* _Problem to work on_
List all lines of the data that include the string "marker".

* _Dataset listings of figures_

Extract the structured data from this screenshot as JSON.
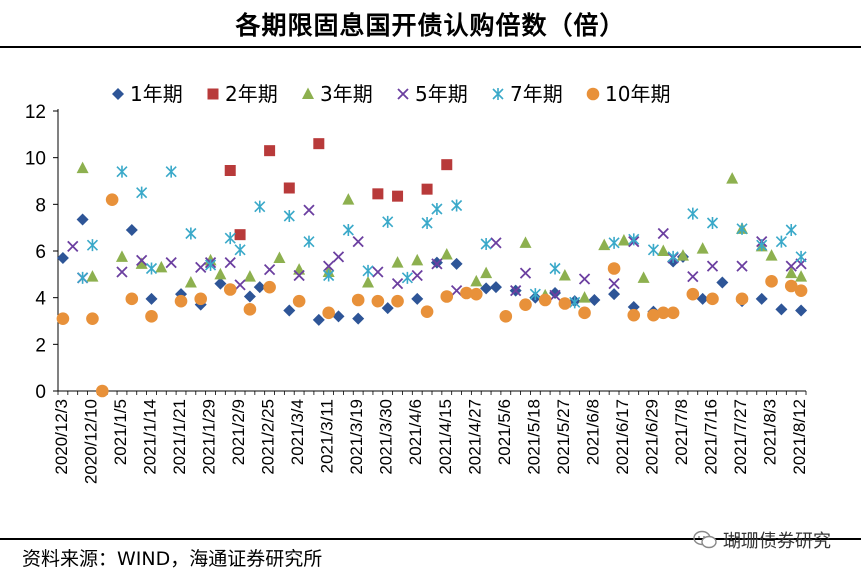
{
  "title": "各期限固息国开债认购倍数（倍）",
  "source": "资料来源：WIND，海通证券研究所",
  "watermark": "瑚珊债券研究",
  "chart_data": {
    "type": "scatter",
    "title": "各期限固息国开债认购倍数（倍）",
    "ylim": [
      0,
      12
    ],
    "yticks": [
      0,
      2,
      4,
      6,
      8,
      10,
      12
    ],
    "x_count": 76,
    "xtick_labels": [
      "2020/12/3",
      "2020/12/10",
      "2021/1/5",
      "2021/1/14",
      "2021/1/21",
      "2021/1/29",
      "2021/2/9",
      "2021/2/25",
      "2021/3/4",
      "2021/3/11",
      "2021/3/19",
      "2021/3/30",
      "2021/4/6",
      "2021/4/15",
      "2021/4/27",
      "2021/5/6",
      "2021/5/18",
      "2021/5/27",
      "2021/6/8",
      "2021/6/17",
      "2021/6/29",
      "2021/7/8",
      "2021/7/16",
      "2021/7/27",
      "2021/8/3",
      "2021/8/12"
    ],
    "legend_position": "top",
    "series": [
      {
        "name": "1年期",
        "marker": "diamond",
        "color": "#2E5597",
        "points": [
          [
            0,
            5.7
          ],
          [
            2,
            7.35
          ],
          [
            7,
            6.9
          ],
          [
            9,
            3.95
          ],
          [
            12,
            4.15
          ],
          [
            14,
            3.7
          ],
          [
            16,
            4.6
          ],
          [
            19,
            4.05
          ],
          [
            20,
            4.45
          ],
          [
            23,
            3.45
          ],
          [
            26,
            3.05
          ],
          [
            28,
            3.2
          ],
          [
            30,
            3.1
          ],
          [
            33,
            3.55
          ],
          [
            36,
            3.95
          ],
          [
            38,
            5.5
          ],
          [
            40,
            5.45
          ],
          [
            43,
            4.4
          ],
          [
            44,
            4.45
          ],
          [
            46,
            4.3
          ],
          [
            48,
            4.0
          ],
          [
            50,
            4.2
          ],
          [
            52,
            3.85
          ],
          [
            54,
            3.9
          ],
          [
            56,
            4.15
          ],
          [
            58,
            3.6
          ],
          [
            60,
            3.4
          ],
          [
            62,
            5.55
          ],
          [
            63,
            5.75
          ],
          [
            65,
            3.95
          ],
          [
            67,
            4.65
          ],
          [
            69,
            3.85
          ],
          [
            71,
            3.95
          ],
          [
            73,
            3.5
          ],
          [
            75,
            3.45
          ]
        ]
      },
      {
        "name": "2年期",
        "marker": "square",
        "color": "#B83A3A",
        "points": [
          [
            17,
            9.45
          ],
          [
            18,
            6.7
          ],
          [
            21,
            10.3
          ],
          [
            23,
            8.7
          ],
          [
            26,
            10.6
          ],
          [
            32,
            8.45
          ],
          [
            34,
            8.35
          ],
          [
            37,
            8.65
          ],
          [
            39,
            9.7
          ]
        ]
      },
      {
        "name": "3年期",
        "marker": "triangle",
        "color": "#8DB04F",
        "points": [
          [
            2,
            9.55
          ],
          [
            3,
            4.9
          ],
          [
            6,
            5.75
          ],
          [
            8,
            5.45
          ],
          [
            10,
            5.3
          ],
          [
            13,
            4.65
          ],
          [
            15,
            5.6
          ],
          [
            16,
            5.0
          ],
          [
            19,
            4.9
          ],
          [
            22,
            5.7
          ],
          [
            24,
            5.2
          ],
          [
            27,
            5.1
          ],
          [
            29,
            8.2
          ],
          [
            31,
            4.65
          ],
          [
            34,
            5.5
          ],
          [
            36,
            5.6
          ],
          [
            39,
            5.85
          ],
          [
            42,
            4.7
          ],
          [
            43,
            5.05
          ],
          [
            47,
            6.35
          ],
          [
            49,
            4.1
          ],
          [
            51,
            4.95
          ],
          [
            53,
            4.0
          ],
          [
            55,
            6.25
          ],
          [
            57,
            6.45
          ],
          [
            59,
            4.85
          ],
          [
            61,
            6.0
          ],
          [
            63,
            5.8
          ],
          [
            65,
            6.1
          ],
          [
            68,
            9.1
          ],
          [
            69,
            6.95
          ],
          [
            71,
            6.2
          ],
          [
            72,
            5.8
          ],
          [
            74,
            5.05
          ],
          [
            75,
            4.9
          ]
        ]
      },
      {
        "name": "5年期",
        "marker": "cross",
        "color": "#6B3FA0",
        "points": [
          [
            1,
            6.2
          ],
          [
            2,
            4.85
          ],
          [
            6,
            5.1
          ],
          [
            8,
            5.6
          ],
          [
            11,
            5.5
          ],
          [
            14,
            5.3
          ],
          [
            15,
            5.5
          ],
          [
            17,
            5.5
          ],
          [
            18,
            4.55
          ],
          [
            21,
            5.2
          ],
          [
            24,
            4.95
          ],
          [
            25,
            7.75
          ],
          [
            27,
            5.35
          ],
          [
            28,
            5.75
          ],
          [
            30,
            6.4
          ],
          [
            32,
            5.1
          ],
          [
            34,
            4.6
          ],
          [
            36,
            4.95
          ],
          [
            38,
            5.45
          ],
          [
            40,
            4.3
          ],
          [
            44,
            6.35
          ],
          [
            46,
            4.3
          ],
          [
            47,
            5.05
          ],
          [
            50,
            4.1
          ],
          [
            53,
            4.8
          ],
          [
            56,
            4.6
          ],
          [
            58,
            6.4
          ],
          [
            61,
            6.75
          ],
          [
            62,
            5.7
          ],
          [
            64,
            4.9
          ],
          [
            66,
            5.35
          ],
          [
            69,
            5.35
          ],
          [
            71,
            6.4
          ],
          [
            74,
            5.35
          ],
          [
            75,
            5.45
          ]
        ]
      },
      {
        "name": "7年期",
        "marker": "star",
        "color": "#3AA9C9",
        "points": [
          [
            2,
            4.85
          ],
          [
            3,
            6.25
          ],
          [
            6,
            9.4
          ],
          [
            8,
            8.5
          ],
          [
            9,
            5.25
          ],
          [
            11,
            9.4
          ],
          [
            13,
            6.75
          ],
          [
            15,
            5.4
          ],
          [
            17,
            6.55
          ],
          [
            18,
            6.05
          ],
          [
            20,
            7.9
          ],
          [
            23,
            7.5
          ],
          [
            25,
            6.4
          ],
          [
            27,
            4.95
          ],
          [
            29,
            6.9
          ],
          [
            31,
            5.15
          ],
          [
            33,
            7.25
          ],
          [
            35,
            4.85
          ],
          [
            37,
            7.2
          ],
          [
            38,
            7.8
          ],
          [
            40,
            7.95
          ],
          [
            43,
            6.3
          ],
          [
            48,
            4.15
          ],
          [
            50,
            5.25
          ],
          [
            52,
            3.8
          ],
          [
            56,
            6.35
          ],
          [
            58,
            6.5
          ],
          [
            60,
            6.05
          ],
          [
            62,
            5.75
          ],
          [
            64,
            7.6
          ],
          [
            66,
            7.2
          ],
          [
            69,
            6.95
          ],
          [
            71,
            6.25
          ],
          [
            73,
            6.4
          ],
          [
            74,
            6.9
          ],
          [
            75,
            5.75
          ]
        ]
      },
      {
        "name": "10年期",
        "marker": "circle",
        "color": "#E8913A",
        "points": [
          [
            0,
            3.1
          ],
          [
            3,
            3.1
          ],
          [
            4,
            0.0
          ],
          [
            5,
            8.2
          ],
          [
            7,
            3.95
          ],
          [
            9,
            3.2
          ],
          [
            12,
            3.85
          ],
          [
            14,
            3.95
          ],
          [
            17,
            4.35
          ],
          [
            19,
            3.5
          ],
          [
            21,
            4.45
          ],
          [
            24,
            3.85
          ],
          [
            27,
            3.35
          ],
          [
            30,
            3.9
          ],
          [
            32,
            3.85
          ],
          [
            34,
            3.85
          ],
          [
            37,
            3.4
          ],
          [
            39,
            4.05
          ],
          [
            41,
            4.2
          ],
          [
            42,
            4.15
          ],
          [
            45,
            3.2
          ],
          [
            47,
            3.7
          ],
          [
            49,
            3.9
          ],
          [
            51,
            3.75
          ],
          [
            53,
            3.35
          ],
          [
            56,
            5.25
          ],
          [
            58,
            3.25
          ],
          [
            60,
            3.25
          ],
          [
            61,
            3.35
          ],
          [
            62,
            3.35
          ],
          [
            64,
            4.15
          ],
          [
            66,
            3.95
          ],
          [
            69,
            3.95
          ],
          [
            72,
            4.7
          ],
          [
            74,
            4.5
          ],
          [
            75,
            4.3
          ]
        ]
      }
    ]
  }
}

* _Exercise output_
        "marker": "diamond",
        "marker": "square",
        "marker": "triangle",
        "marker": "cross",
        "marker": "star",
        "marker": "circle",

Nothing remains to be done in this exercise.